Aim of the task: Each line of the material must be repeated precisely, with the pictures left out.

Records for the exercise:
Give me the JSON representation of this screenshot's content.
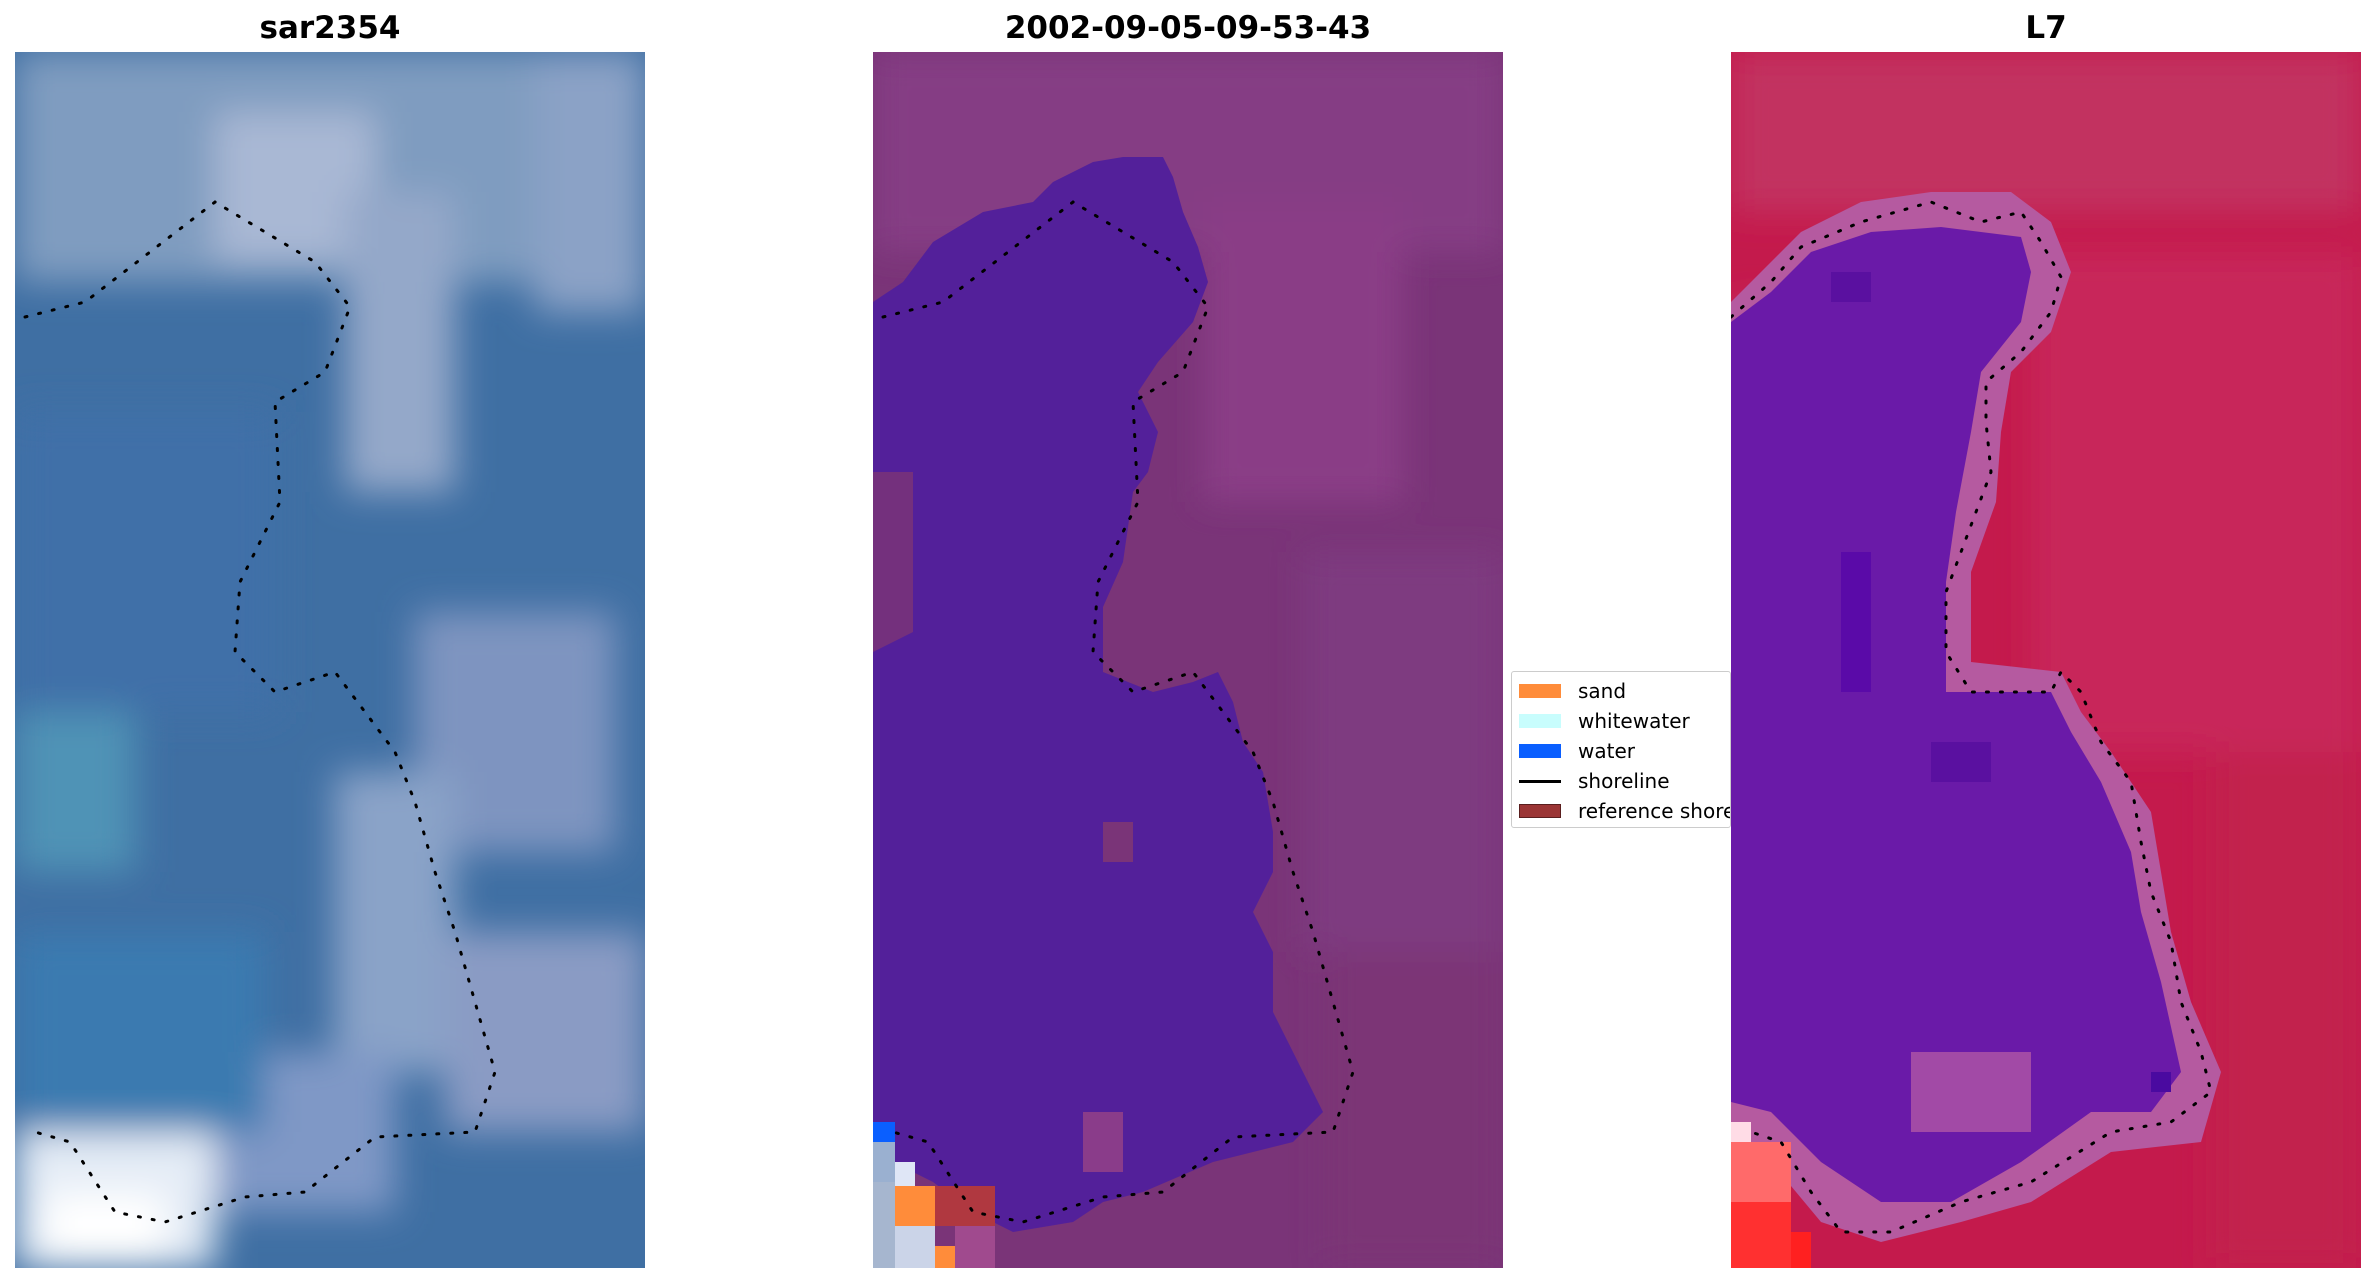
{
  "panels": [
    {
      "title": "sar2354",
      "image": "false-colour RGB satellite image tile, blue water with pale surf and sand patches, dotted shoreline"
    },
    {
      "title": "2002-09-05-09-53-43",
      "image": "classified image tile, purple water region on magenta background with dotted shoreline, small sand and water pixels at lower-left"
    },
    {
      "title": "L7",
      "image": "MNDWI-style index tile, purple water region on crimson background with dotted shoreline"
    }
  ],
  "legend": {
    "items": [
      {
        "label": "sand",
        "color": "#ff8c3a",
        "kind": "patch"
      },
      {
        "label": "whitewater",
        "color": "#c8fdfd",
        "kind": "patch"
      },
      {
        "label": "water",
        "color": "#0a5fff",
        "kind": "patch"
      },
      {
        "label": "shoreline",
        "color": "#000000",
        "kind": "line"
      },
      {
        "label": "reference shoreline",
        "color": "#9b3535",
        "kind": "patch"
      }
    ]
  },
  "colors": {
    "sar_water": "#3a6aa0",
    "sar_surf": "#c8d4e6",
    "class_bg": "#7a3478",
    "class_water": "#53209a",
    "index_bg": "#c41a4c",
    "index_water": "#6a1aa8",
    "shoreline_dots": "#000000"
  }
}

Written solution:
Give me the JSON representation of this screenshot's content.
{
  "panels": [
    {
      "title": "sar2354",
      "image": "false-colour RGB satellite image tile, blue water with pale surf and sand patches, dotted shoreline"
    },
    {
      "title": "2002-09-05-09-53-43",
      "image": "classified image tile, purple water region on magenta background with dotted shoreline, small sand and water pixels at lower-left"
    },
    {
      "title": "L7",
      "image": "MNDWI-style index tile, purple water region on crimson background with dotted shoreline"
    }
  ],
  "legend": {
    "items": [
      {
        "label": "sand",
        "color": "#ff8c3a",
        "kind": "patch"
      },
      {
        "label": "whitewater",
        "color": "#c8fdfd",
        "kind": "patch"
      },
      {
        "label": "water",
        "color": "#0a5fff",
        "kind": "patch"
      },
      {
        "label": "shoreline",
        "color": "#000000",
        "kind": "line"
      },
      {
        "label": "reference shoreline",
        "color": "#9b3535",
        "kind": "patch"
      }
    ]
  },
  "colors": {
    "sar_water": "#3a6aa0",
    "sar_surf": "#c8d4e6",
    "class_bg": "#7a3478",
    "class_water": "#53209a",
    "index_bg": "#c41a4c",
    "index_water": "#6a1aa8",
    "shoreline_dots": "#000000"
  }
}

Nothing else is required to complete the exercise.